** Begin RECORDS SHOWN **

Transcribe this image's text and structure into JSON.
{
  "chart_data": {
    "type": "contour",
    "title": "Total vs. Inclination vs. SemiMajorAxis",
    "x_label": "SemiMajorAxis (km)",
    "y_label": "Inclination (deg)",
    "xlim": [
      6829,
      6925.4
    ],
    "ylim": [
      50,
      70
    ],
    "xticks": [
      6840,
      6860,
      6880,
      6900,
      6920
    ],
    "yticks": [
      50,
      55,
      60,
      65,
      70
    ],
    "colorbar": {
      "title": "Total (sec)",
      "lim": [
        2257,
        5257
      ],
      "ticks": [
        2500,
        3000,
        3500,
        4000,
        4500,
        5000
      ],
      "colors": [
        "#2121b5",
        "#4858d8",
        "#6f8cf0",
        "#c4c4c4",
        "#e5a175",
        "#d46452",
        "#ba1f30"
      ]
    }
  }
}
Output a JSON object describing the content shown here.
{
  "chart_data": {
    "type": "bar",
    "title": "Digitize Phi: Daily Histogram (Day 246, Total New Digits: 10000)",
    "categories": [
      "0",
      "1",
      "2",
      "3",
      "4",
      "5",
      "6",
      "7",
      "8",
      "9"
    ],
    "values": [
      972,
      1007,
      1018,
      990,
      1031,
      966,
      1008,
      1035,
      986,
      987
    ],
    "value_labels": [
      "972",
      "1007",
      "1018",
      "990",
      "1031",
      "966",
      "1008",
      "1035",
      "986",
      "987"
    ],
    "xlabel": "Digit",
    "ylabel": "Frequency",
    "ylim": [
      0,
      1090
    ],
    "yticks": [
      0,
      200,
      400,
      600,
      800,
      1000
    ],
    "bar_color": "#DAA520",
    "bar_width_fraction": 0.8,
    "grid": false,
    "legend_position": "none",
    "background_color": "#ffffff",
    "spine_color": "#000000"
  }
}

** End RECORDS SHOWN **
** Begin RECORDS SHOWN **

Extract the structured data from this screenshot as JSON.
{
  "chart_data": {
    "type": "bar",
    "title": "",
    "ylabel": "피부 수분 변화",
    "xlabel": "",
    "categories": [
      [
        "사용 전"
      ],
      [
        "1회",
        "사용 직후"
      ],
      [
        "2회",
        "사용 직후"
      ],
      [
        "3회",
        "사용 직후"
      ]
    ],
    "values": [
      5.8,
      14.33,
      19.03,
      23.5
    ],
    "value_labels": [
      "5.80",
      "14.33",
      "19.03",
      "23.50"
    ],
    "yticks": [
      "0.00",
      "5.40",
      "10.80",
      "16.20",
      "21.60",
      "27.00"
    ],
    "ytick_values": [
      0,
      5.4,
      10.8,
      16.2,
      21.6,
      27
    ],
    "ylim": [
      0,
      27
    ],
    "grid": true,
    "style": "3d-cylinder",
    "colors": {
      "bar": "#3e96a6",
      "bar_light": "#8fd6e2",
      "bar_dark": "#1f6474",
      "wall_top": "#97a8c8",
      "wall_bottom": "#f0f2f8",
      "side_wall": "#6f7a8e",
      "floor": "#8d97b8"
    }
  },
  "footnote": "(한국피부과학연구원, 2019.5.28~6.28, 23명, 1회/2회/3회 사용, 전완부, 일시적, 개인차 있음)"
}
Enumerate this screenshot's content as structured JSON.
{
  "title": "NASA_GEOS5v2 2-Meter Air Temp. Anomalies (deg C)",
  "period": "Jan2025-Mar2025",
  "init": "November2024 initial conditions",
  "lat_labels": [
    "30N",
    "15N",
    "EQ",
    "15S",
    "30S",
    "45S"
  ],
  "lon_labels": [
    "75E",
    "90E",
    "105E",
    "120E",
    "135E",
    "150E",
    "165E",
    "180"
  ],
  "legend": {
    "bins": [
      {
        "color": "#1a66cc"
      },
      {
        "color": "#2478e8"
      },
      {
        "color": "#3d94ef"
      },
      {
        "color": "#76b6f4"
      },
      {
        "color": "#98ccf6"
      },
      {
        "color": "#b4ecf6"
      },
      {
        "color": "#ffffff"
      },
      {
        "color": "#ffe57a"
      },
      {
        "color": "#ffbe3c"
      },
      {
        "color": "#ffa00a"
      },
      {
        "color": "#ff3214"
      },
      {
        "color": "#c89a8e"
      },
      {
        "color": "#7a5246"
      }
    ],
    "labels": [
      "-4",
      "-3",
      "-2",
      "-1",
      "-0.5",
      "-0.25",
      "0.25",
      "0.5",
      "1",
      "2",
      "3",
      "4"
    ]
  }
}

** End RECORDS SHOWN **
** Begin RECORDS SHOWN **

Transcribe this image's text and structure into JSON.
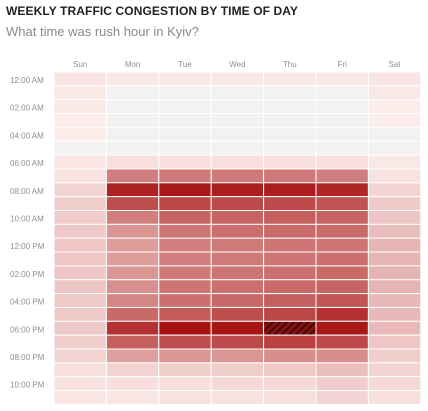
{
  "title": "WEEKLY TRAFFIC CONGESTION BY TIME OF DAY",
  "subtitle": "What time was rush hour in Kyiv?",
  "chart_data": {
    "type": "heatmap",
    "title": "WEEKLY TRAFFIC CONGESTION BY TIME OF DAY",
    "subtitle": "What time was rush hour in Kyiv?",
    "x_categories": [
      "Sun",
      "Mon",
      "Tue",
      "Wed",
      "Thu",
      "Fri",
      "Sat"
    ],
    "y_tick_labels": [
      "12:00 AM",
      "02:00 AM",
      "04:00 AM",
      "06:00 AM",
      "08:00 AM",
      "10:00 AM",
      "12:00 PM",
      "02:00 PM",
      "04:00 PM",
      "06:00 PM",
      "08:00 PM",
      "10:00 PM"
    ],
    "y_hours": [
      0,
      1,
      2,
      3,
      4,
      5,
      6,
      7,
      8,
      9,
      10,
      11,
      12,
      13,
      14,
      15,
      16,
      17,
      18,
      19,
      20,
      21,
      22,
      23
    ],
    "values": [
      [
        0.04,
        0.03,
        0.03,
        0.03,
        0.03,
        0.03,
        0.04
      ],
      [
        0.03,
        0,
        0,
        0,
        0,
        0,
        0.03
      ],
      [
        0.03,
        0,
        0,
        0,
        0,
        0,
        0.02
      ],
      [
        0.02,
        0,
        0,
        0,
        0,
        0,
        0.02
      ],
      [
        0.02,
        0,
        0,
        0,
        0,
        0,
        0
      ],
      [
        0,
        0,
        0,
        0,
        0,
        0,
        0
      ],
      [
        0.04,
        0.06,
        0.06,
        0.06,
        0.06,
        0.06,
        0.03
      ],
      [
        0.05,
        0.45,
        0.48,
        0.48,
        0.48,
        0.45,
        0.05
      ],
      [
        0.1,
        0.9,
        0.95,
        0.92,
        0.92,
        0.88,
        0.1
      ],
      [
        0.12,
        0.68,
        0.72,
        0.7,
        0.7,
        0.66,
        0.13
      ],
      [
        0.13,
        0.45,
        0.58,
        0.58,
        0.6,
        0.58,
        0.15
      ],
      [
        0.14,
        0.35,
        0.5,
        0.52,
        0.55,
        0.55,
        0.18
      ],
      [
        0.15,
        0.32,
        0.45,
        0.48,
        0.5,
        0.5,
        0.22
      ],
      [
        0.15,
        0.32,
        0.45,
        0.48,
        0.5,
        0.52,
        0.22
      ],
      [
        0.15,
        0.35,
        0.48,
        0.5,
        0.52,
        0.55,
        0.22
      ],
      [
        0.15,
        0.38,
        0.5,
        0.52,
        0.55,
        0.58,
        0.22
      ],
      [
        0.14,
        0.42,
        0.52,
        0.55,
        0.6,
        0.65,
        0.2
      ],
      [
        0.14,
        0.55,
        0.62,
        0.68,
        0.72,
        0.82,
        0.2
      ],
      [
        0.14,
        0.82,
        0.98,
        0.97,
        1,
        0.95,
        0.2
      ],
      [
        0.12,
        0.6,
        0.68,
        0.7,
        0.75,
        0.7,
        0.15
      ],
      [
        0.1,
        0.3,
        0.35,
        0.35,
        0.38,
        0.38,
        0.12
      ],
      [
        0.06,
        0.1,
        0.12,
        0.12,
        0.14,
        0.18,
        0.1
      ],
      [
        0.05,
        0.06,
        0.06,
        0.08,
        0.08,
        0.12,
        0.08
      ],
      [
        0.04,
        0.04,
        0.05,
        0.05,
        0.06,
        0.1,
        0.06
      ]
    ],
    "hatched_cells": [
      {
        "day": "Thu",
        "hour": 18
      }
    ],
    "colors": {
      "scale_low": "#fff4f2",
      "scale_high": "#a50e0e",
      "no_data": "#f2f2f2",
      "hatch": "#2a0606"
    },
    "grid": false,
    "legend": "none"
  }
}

** End RECORDS SHOWN **

* **WHAT YOU NEED TO DO**
Find the lines above that include the string "TRAFFIC" and copy them.

* **COMPLETE OUTPUT**
  "title": "WEEKLY TRAFFIC CONGESTION BY TIME OF DAY",
    "title": "WEEKLY TRAFFIC CONGESTION BY TIME OF DAY",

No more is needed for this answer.